EXERCISE:
Among the lines below, list those containing the string "image".

Records excerpted from a collection:
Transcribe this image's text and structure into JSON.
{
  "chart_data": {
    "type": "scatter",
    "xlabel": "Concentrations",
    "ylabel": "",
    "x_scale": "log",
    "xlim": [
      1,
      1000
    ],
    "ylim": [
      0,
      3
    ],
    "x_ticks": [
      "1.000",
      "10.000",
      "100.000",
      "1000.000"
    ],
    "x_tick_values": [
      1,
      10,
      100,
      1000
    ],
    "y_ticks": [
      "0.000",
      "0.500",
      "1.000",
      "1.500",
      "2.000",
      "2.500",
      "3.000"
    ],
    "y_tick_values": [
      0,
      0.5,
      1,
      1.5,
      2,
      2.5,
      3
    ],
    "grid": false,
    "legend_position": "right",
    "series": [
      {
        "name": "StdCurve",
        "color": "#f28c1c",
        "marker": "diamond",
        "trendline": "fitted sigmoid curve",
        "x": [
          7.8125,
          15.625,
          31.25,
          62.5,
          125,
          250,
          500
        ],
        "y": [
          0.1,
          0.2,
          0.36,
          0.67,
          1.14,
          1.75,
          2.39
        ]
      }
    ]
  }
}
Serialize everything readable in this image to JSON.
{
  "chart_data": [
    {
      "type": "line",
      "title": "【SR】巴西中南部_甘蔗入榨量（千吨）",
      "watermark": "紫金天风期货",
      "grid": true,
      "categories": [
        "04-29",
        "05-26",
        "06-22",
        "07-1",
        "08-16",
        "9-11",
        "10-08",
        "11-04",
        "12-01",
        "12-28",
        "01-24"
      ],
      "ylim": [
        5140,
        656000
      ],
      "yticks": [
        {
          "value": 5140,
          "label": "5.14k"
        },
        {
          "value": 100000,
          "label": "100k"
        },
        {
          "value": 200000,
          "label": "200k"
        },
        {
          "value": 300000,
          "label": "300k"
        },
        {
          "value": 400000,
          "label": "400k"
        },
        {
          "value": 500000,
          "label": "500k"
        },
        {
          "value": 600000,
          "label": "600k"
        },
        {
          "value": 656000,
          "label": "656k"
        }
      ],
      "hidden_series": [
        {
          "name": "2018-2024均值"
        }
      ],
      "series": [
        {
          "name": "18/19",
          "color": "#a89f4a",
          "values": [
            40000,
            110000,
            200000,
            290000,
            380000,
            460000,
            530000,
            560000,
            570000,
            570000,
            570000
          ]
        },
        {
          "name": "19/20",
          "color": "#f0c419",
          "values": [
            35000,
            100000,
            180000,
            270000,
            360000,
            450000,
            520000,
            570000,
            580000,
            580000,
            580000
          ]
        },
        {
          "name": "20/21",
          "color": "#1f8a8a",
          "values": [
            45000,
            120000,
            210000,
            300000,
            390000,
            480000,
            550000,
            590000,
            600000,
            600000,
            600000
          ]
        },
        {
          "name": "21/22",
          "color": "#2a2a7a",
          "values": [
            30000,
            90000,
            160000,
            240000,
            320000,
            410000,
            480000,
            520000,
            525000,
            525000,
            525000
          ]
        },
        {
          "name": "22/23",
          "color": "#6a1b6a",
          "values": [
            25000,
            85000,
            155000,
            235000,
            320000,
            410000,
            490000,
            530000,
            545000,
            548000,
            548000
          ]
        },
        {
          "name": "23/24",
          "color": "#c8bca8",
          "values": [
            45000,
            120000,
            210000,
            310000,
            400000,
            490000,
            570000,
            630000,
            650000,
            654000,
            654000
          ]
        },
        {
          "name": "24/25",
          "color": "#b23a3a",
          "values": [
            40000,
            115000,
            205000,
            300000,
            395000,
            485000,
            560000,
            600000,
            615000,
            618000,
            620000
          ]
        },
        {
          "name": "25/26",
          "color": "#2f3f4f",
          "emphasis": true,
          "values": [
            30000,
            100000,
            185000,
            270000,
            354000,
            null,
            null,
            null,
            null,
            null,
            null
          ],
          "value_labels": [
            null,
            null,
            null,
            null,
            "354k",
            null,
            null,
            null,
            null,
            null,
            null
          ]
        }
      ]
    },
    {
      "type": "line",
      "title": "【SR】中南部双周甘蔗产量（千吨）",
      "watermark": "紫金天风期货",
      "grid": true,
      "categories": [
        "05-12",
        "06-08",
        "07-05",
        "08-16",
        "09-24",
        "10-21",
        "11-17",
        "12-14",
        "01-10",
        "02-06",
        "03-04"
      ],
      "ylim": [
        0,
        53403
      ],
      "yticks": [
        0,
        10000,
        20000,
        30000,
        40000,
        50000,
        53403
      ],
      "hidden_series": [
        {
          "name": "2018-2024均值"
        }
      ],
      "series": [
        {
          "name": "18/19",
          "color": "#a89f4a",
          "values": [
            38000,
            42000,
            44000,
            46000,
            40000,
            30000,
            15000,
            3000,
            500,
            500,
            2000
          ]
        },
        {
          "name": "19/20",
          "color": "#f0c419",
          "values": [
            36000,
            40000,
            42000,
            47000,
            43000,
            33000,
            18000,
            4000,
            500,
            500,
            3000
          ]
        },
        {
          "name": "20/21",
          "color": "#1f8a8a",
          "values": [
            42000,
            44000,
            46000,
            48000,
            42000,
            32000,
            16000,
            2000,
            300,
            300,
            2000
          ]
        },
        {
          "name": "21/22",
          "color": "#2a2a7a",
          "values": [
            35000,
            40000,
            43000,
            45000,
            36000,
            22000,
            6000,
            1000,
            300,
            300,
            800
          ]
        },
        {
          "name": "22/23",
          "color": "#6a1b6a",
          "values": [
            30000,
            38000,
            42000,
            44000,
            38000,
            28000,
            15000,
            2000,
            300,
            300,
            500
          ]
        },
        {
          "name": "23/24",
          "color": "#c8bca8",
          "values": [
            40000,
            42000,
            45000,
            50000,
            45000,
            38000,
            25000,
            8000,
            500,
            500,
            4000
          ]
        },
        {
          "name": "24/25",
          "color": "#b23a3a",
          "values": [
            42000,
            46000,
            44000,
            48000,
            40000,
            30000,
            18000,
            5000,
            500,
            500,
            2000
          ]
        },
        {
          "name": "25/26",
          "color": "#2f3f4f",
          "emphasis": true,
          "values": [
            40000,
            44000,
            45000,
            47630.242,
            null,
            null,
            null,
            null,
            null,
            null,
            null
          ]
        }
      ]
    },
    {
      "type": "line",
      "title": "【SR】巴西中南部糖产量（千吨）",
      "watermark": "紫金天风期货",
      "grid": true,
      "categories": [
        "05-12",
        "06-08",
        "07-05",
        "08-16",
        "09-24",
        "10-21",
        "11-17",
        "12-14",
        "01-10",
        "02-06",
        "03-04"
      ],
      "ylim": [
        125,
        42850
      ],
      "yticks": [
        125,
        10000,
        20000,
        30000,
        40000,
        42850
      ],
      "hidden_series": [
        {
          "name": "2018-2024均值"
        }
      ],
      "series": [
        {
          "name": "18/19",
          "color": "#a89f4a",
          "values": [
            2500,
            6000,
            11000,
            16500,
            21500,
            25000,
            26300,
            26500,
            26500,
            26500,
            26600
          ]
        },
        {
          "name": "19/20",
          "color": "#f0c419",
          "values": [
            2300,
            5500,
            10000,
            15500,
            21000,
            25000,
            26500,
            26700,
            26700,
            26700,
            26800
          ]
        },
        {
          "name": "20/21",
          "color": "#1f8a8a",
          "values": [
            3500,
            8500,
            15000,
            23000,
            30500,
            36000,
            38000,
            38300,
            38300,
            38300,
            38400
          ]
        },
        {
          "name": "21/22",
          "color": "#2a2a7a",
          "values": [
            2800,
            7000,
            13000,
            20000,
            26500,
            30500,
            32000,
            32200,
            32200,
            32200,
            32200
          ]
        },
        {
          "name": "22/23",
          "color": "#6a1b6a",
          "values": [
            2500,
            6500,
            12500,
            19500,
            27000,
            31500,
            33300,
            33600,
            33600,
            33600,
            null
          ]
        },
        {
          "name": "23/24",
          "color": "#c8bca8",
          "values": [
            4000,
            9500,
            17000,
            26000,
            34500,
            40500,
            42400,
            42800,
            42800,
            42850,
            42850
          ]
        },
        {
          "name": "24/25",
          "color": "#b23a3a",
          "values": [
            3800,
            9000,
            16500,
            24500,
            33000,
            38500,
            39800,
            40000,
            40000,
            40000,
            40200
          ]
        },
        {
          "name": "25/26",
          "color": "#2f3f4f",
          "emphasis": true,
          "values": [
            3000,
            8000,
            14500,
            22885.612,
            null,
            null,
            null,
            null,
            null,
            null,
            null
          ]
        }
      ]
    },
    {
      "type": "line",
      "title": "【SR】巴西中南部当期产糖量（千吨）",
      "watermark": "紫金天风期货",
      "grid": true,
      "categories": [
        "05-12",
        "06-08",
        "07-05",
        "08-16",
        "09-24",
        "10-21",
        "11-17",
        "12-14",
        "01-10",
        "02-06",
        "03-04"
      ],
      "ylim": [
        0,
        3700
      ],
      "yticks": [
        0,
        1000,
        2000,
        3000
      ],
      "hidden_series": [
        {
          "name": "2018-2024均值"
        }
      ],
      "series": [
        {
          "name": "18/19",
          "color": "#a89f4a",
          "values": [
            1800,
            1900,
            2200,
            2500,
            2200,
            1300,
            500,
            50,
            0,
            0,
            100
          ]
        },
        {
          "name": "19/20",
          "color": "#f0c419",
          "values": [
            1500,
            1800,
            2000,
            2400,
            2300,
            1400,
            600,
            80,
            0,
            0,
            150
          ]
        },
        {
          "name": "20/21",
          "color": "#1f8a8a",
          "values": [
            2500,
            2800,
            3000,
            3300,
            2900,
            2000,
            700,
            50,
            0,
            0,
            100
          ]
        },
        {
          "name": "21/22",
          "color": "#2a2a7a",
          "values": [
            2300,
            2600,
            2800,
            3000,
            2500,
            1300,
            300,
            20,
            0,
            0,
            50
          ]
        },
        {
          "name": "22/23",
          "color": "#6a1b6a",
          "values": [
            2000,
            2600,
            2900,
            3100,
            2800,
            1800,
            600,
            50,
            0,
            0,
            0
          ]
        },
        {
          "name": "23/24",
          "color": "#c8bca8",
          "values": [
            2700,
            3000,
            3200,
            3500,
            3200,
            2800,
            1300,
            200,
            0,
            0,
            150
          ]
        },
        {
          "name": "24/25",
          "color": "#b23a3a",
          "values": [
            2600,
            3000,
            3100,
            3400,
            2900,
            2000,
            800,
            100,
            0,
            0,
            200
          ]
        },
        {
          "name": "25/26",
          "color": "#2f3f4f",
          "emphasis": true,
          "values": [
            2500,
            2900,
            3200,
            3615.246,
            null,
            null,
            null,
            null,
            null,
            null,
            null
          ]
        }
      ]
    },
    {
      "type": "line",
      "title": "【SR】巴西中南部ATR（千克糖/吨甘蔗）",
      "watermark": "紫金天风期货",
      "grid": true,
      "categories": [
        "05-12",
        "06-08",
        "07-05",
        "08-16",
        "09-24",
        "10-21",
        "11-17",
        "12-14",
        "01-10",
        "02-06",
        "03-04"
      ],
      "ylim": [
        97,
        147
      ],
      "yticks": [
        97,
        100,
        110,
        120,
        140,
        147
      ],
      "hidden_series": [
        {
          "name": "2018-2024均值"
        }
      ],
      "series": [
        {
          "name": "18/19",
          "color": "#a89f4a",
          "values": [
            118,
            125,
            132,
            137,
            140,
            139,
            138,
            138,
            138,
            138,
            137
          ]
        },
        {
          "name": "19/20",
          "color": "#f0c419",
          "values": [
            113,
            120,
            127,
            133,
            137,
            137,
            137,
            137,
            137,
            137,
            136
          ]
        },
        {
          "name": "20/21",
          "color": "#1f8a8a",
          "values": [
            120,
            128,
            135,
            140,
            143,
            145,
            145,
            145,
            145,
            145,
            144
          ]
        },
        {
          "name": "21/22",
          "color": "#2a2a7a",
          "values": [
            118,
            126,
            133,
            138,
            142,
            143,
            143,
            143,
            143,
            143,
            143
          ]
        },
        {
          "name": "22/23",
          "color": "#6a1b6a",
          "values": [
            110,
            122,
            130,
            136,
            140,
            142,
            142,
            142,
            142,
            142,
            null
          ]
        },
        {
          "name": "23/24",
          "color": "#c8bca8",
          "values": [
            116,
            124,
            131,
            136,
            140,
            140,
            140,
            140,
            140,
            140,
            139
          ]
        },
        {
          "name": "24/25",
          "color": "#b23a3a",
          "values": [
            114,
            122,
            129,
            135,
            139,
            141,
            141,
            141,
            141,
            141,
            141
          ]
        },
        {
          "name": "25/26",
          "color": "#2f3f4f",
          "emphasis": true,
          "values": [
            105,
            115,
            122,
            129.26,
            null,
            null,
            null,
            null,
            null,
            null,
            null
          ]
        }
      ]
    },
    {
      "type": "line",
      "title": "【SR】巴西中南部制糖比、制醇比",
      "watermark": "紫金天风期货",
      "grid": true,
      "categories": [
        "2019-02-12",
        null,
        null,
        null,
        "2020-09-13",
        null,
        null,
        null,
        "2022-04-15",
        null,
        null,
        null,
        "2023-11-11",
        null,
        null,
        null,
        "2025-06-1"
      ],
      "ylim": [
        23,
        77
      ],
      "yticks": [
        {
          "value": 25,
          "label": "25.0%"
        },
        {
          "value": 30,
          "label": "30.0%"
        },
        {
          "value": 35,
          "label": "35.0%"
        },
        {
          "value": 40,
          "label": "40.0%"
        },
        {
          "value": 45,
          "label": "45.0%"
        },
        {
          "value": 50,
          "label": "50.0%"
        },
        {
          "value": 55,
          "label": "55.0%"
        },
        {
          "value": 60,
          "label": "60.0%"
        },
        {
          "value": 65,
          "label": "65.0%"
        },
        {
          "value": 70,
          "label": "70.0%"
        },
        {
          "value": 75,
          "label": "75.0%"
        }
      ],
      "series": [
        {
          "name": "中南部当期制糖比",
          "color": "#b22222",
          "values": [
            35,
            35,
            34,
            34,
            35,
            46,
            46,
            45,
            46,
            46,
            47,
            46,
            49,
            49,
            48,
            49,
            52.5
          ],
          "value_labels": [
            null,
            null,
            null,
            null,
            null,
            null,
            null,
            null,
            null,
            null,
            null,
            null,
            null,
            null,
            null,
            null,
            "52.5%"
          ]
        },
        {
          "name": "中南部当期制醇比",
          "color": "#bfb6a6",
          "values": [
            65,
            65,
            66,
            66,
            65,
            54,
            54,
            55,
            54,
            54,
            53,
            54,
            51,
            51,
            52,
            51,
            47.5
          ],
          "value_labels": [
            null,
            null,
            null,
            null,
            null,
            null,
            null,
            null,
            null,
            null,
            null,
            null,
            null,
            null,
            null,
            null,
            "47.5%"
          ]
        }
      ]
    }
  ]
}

OUTPUT FOR THIS EXERCISE:
Transcribe this image's text and structure into JSON.
Serialize everything readable in this image to JSON.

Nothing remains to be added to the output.